Give every line again exactly as it appears, please, but not the pictures.

**Available data**:
☆ ☆ ☆ ☆ ☆

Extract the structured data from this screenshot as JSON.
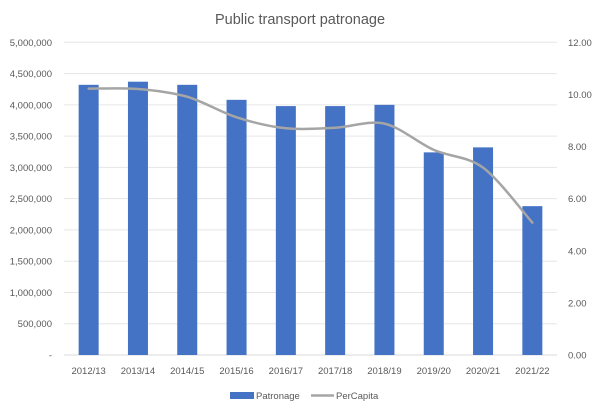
{
  "chart_data": {
    "type": "bar+line",
    "title": "Public transport patronage",
    "categories": [
      "2012/13",
      "2013/14",
      "2014/15",
      "2015/16",
      "2016/17",
      "2017/18",
      "2018/19",
      "2019/20",
      "2020/21",
      "2021/22"
    ],
    "series": [
      {
        "name": "Patronage",
        "type": "bar",
        "axis": "left",
        "color": "#4472C4",
        "values": [
          4320000,
          4370000,
          4320000,
          4080000,
          3980000,
          3980000,
          4000000,
          3240000,
          3320000,
          2380000
        ]
      },
      {
        "name": "PerCapita",
        "type": "line",
        "axis": "right",
        "color": "#A5A5A5",
        "values": [
          10.22,
          10.21,
          9.91,
          9.12,
          8.7,
          8.72,
          8.88,
          7.87,
          7.19,
          5.08
        ]
      }
    ],
    "left_axis": {
      "ylim": [
        0,
        5000000
      ],
      "ticks": [
        "-",
        "500,000",
        "1,000,000",
        "1,500,000",
        "2,000,000",
        "2,500,000",
        "3,000,000",
        "3,500,000",
        "4,000,000",
        "4,500,000",
        "5,000,000"
      ]
    },
    "right_axis": {
      "ylim": [
        0,
        12
      ],
      "ticks": [
        "0.00",
        "2.00",
        "4.00",
        "6.00",
        "8.00",
        "10.00",
        "12.00"
      ]
    },
    "grid": true,
    "legend": "bottom",
    "xlabel": "",
    "ylabel": ""
  }
}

☆ ☆ ☆ ☆ ☆

**Answer for the task**:
Extract the structured data from this screenshot as JSON.
{
  "chart_data": {
    "type": "bar+line",
    "title": "Public transport patronage",
    "categories": [
      "2012/13",
      "2013/14",
      "2014/15",
      "2015/16",
      "2016/17",
      "2017/18",
      "2018/19",
      "2019/20",
      "2020/21",
      "2021/22"
    ],
    "series": [
      {
        "name": "Patronage",
        "type": "bar",
        "axis": "left",
        "color": "#4472C4",
        "values": [
          4320000,
          4370000,
          4320000,
          4080000,
          3980000,
          3980000,
          4000000,
          3240000,
          3320000,
          2380000
        ]
      },
      {
        "name": "PerCapita",
        "type": "line",
        "axis": "right",
        "color": "#A5A5A5",
        "values": [
          10.22,
          10.21,
          9.91,
          9.12,
          8.7,
          8.72,
          8.88,
          7.87,
          7.19,
          5.08
        ]
      }
    ],
    "left_axis": {
      "ylim": [
        0,
        5000000
      ],
      "ticks": [
        "-",
        "500,000",
        "1,000,000",
        "1,500,000",
        "2,000,000",
        "2,500,000",
        "3,000,000",
        "3,500,000",
        "4,000,000",
        "4,500,000",
        "5,000,000"
      ]
    },
    "right_axis": {
      "ylim": [
        0,
        12
      ],
      "ticks": [
        "0.00",
        "2.00",
        "4.00",
        "6.00",
        "8.00",
        "10.00",
        "12.00"
      ]
    },
    "grid": true,
    "legend": "bottom",
    "xlabel": "",
    "ylabel": ""
  }
}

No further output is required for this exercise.